## WHAT YOU ARE ASKED TO DO
Locate each line below that includes "señaló" and reproduce it.

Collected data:
* Begin *
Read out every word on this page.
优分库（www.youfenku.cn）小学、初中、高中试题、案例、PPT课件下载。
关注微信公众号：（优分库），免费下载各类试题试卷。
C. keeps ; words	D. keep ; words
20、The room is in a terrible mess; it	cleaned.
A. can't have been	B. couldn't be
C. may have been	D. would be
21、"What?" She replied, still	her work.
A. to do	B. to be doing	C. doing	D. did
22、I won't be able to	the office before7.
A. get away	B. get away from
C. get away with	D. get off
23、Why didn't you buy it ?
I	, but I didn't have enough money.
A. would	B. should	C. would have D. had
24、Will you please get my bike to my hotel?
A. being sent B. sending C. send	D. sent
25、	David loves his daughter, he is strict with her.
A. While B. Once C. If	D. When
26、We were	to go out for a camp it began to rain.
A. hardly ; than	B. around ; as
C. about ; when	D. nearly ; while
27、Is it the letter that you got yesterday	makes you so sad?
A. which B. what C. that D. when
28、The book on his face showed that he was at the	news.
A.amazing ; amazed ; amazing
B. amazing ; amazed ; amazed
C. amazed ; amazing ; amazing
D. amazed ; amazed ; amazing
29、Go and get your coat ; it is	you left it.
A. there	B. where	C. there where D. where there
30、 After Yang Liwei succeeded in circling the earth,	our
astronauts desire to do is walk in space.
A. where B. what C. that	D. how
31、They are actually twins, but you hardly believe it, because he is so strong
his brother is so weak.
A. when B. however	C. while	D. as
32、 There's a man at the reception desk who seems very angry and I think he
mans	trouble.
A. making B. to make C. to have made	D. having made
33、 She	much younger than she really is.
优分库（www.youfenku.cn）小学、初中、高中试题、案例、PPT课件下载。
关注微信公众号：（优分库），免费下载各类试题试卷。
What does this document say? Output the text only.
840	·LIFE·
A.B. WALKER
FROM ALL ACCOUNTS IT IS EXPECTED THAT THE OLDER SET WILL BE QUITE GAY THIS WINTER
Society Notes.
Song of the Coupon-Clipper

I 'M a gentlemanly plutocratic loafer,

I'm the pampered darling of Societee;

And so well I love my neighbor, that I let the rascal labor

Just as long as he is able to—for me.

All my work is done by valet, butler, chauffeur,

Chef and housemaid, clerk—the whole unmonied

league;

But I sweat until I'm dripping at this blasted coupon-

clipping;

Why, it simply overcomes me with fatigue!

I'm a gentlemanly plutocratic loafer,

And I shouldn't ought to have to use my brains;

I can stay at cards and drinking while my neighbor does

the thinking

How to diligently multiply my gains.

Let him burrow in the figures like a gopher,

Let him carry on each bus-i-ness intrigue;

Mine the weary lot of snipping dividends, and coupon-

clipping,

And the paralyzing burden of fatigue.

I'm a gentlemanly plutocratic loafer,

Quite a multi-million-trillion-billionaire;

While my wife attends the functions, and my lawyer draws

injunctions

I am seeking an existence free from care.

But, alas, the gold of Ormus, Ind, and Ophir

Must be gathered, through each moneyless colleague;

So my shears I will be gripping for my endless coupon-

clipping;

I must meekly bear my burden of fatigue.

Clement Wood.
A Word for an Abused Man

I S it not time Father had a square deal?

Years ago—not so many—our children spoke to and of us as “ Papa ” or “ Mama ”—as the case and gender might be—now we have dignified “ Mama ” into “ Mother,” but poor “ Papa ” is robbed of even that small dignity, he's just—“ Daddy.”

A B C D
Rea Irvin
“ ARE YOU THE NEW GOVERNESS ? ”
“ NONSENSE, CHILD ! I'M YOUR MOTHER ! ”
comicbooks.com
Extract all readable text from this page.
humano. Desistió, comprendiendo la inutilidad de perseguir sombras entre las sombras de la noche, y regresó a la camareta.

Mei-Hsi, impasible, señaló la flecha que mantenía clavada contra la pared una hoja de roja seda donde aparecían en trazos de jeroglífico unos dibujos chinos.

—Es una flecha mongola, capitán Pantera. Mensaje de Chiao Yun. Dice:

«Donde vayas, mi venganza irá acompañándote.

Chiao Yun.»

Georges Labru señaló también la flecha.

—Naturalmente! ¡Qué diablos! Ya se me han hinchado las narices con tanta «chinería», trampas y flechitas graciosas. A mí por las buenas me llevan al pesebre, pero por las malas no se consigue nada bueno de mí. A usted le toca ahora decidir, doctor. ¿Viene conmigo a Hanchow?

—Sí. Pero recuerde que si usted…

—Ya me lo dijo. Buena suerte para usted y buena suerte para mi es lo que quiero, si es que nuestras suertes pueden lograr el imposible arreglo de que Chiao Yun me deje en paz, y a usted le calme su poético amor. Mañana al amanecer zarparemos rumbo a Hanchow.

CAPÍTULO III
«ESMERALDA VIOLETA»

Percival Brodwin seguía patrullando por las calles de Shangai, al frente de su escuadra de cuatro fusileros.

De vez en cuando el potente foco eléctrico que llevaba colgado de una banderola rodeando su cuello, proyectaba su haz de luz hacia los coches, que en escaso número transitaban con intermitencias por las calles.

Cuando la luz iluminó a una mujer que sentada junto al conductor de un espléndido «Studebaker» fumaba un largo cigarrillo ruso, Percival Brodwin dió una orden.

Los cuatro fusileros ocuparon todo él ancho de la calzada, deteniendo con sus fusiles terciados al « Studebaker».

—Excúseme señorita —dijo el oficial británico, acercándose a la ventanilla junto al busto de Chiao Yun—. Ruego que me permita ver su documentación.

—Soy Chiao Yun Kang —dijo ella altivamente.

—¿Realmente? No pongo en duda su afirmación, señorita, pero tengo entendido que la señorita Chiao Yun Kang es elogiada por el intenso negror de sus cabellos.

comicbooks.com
* End *
## EXERCISE RESULT
Mei-Hsi, impasible, señaló la flecha que mantenía clavada contra la pared una hoja de roja seda donde aparecían en trazos de jeroglífico unos dibujos chinos.
Georges Labru señaló también la flecha.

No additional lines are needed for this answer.